Source records

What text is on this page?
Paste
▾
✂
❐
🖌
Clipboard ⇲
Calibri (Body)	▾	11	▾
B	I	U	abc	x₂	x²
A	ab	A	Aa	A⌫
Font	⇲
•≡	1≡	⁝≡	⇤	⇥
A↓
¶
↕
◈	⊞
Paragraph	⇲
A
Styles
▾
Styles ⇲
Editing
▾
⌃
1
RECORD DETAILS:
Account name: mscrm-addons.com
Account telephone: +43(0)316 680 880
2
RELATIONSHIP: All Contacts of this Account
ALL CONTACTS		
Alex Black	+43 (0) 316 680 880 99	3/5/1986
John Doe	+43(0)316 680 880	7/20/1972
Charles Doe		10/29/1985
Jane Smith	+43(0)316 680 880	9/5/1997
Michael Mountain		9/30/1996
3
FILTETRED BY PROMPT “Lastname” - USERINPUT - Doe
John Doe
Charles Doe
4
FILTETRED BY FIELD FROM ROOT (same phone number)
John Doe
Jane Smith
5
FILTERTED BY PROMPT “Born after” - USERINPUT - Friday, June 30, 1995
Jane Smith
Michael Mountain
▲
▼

Exercise brief: Write out the complete set of records exactly as given.

Exercise solution:
What text is on this page?
Paste
▾
✂
❐
🖌
Clipboard ⇲
Calibri (Body)	▾	11	▾
B	I	U	abc	x₂	x²
A	ab	A	Aa	A⌫
Font	⇲
•≡	1≡	⁝≡	⇤	⇥
A↓
¶
↕
◈	⊞
Paragraph	⇲
A
Styles
▾
Styles ⇲
Editing
▾
⌃
1
RECORD DETAILS:
Account name: mscrm-addons.com
Account telephone: +43(0)316 680 880
2
RELATIONSHIP: All Contacts of this Account
ALL CONTACTS		
Alex Black	+43 (0) 316 680 880 99	3/5/1986
John Doe	+43(0)316 680 880	7/20/1972
Charles Doe		10/29/1985
Jane Smith	+43(0)316 680 880	9/5/1997
Michael Mountain		9/30/1996
3
FILTETRED BY PROMPT “Lastname” - USERINPUT - Doe
John Doe
Charles Doe
4
FILTETRED BY FIELD FROM ROOT (same phone number)
John Doe
Jane Smith
5
FILTERTED BY PROMPT “Born after” - USERINPUT - Friday, June 30, 1995
Jane Smith
Michael Mountain
▲
▼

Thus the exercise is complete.